Stored data entries
-- begin --
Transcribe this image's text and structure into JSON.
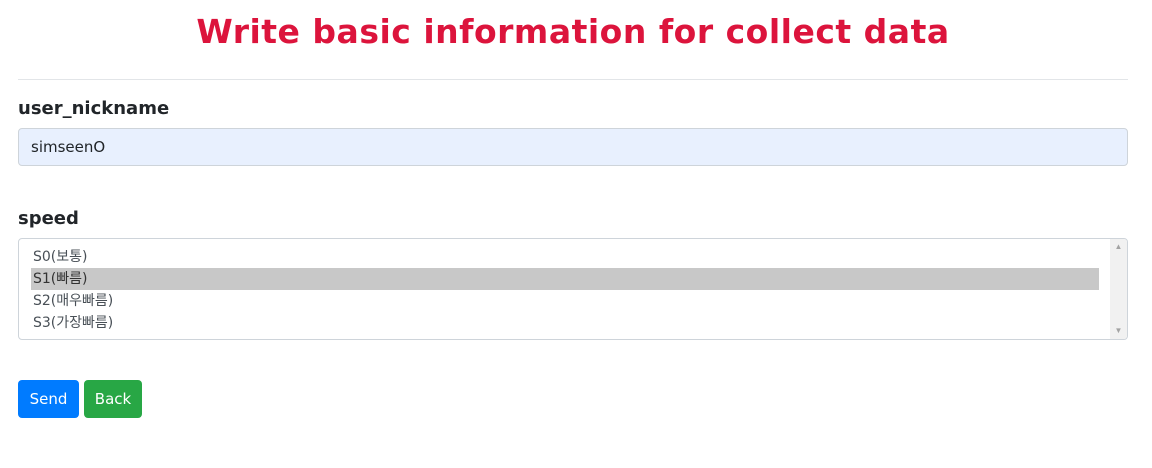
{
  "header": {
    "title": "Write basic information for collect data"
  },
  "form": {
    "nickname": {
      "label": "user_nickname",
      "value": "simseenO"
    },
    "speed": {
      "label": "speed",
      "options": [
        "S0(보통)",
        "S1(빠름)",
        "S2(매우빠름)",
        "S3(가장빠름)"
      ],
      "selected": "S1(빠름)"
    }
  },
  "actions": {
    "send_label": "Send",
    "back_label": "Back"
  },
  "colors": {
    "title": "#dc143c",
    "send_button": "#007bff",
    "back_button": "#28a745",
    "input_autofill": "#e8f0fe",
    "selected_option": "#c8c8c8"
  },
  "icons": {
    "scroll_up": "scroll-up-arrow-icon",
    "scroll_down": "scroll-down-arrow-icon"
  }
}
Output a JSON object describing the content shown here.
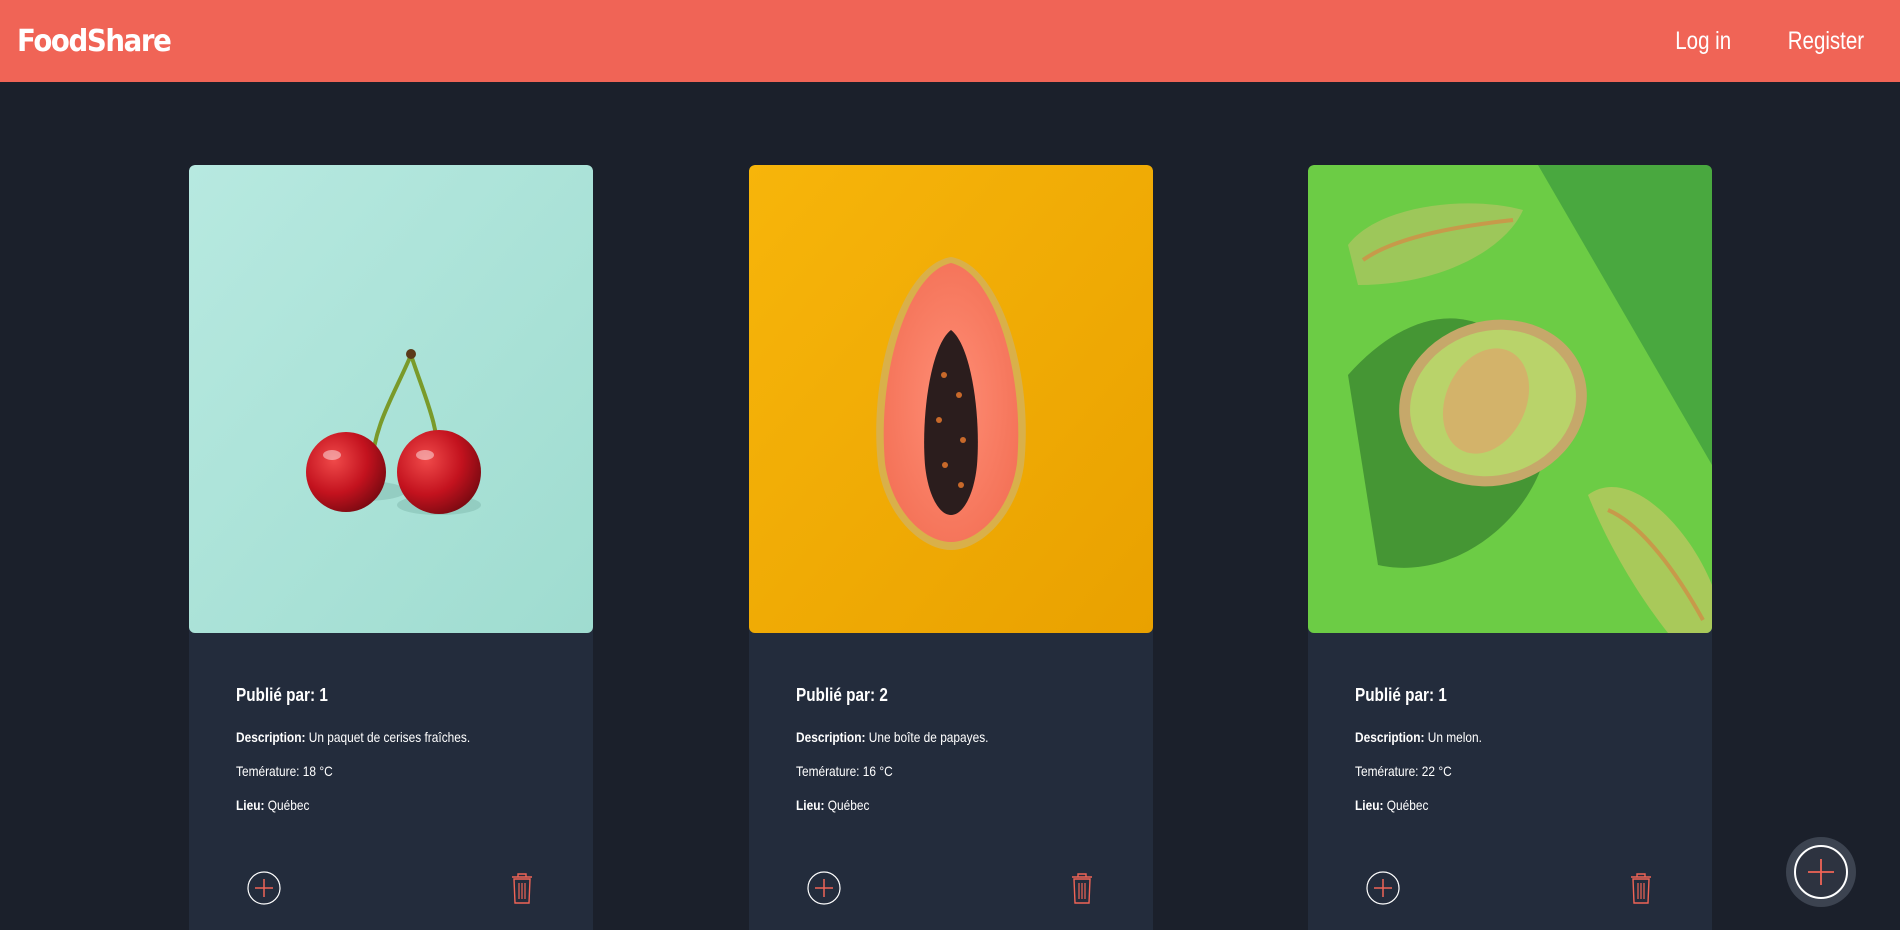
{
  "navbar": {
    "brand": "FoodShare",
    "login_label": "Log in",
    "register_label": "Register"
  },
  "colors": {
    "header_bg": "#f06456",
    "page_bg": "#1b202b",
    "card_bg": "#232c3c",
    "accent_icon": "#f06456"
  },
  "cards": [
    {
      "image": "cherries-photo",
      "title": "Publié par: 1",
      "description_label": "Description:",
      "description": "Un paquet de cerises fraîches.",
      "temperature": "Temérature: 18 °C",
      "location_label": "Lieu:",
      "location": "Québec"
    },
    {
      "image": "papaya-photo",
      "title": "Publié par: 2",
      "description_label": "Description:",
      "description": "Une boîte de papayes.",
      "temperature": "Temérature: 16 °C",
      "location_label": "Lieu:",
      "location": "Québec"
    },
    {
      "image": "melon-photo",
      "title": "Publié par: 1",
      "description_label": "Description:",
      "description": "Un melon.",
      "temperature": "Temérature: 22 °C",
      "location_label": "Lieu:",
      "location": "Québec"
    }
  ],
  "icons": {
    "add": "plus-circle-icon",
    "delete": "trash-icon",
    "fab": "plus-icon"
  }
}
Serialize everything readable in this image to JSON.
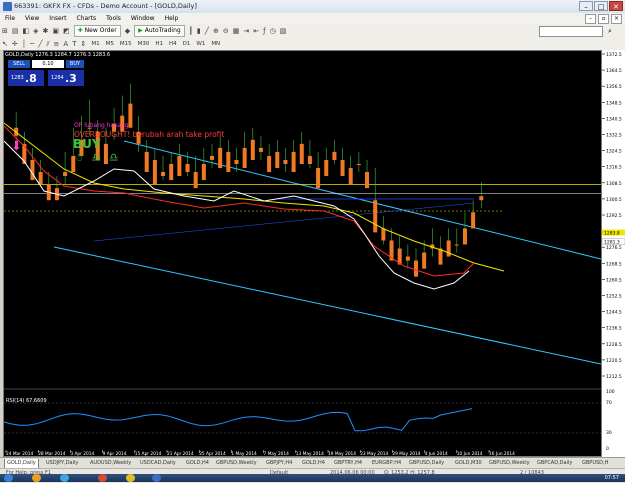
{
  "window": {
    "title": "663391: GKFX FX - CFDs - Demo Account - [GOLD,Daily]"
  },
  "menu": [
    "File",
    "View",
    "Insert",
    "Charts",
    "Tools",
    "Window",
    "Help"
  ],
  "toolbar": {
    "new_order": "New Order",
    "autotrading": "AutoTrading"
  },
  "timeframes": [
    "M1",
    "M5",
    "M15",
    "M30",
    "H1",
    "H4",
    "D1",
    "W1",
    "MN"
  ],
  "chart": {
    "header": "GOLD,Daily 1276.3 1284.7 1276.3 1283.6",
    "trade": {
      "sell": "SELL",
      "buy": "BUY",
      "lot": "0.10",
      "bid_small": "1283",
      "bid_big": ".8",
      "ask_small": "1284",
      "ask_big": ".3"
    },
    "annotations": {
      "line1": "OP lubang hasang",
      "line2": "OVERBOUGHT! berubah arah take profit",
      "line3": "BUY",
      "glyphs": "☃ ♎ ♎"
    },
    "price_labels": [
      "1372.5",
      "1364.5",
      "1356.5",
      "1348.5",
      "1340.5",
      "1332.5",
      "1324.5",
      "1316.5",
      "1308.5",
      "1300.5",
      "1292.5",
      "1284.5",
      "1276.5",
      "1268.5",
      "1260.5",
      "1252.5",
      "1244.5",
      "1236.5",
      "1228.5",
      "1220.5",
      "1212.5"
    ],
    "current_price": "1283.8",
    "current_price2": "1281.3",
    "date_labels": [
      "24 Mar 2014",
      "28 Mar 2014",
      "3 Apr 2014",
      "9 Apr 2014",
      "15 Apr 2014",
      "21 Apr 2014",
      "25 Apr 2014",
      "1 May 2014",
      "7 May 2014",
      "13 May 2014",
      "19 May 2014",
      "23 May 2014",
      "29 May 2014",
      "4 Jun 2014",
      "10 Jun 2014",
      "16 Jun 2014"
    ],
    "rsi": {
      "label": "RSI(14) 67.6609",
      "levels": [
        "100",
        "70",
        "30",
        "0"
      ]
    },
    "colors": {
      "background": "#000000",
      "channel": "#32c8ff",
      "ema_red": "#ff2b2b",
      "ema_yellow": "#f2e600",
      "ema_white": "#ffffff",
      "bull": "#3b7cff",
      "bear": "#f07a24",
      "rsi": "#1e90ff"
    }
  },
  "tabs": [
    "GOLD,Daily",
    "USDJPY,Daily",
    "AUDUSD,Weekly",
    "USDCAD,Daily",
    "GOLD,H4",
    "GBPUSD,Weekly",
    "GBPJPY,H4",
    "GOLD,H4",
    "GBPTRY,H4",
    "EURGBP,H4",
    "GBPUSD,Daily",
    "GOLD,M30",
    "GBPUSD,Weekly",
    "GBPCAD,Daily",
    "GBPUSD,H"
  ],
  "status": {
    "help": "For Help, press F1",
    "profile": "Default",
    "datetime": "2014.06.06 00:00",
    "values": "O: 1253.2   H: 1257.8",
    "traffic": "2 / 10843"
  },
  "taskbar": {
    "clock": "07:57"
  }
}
-- end --
• STATED EXERCISE
Find the string "photo" in the entries above and return each line that holds it.

• FINAL RESULT
      "image": "cherries-photo",
      "image": "papaya-photo",
      "image": "melon-photo",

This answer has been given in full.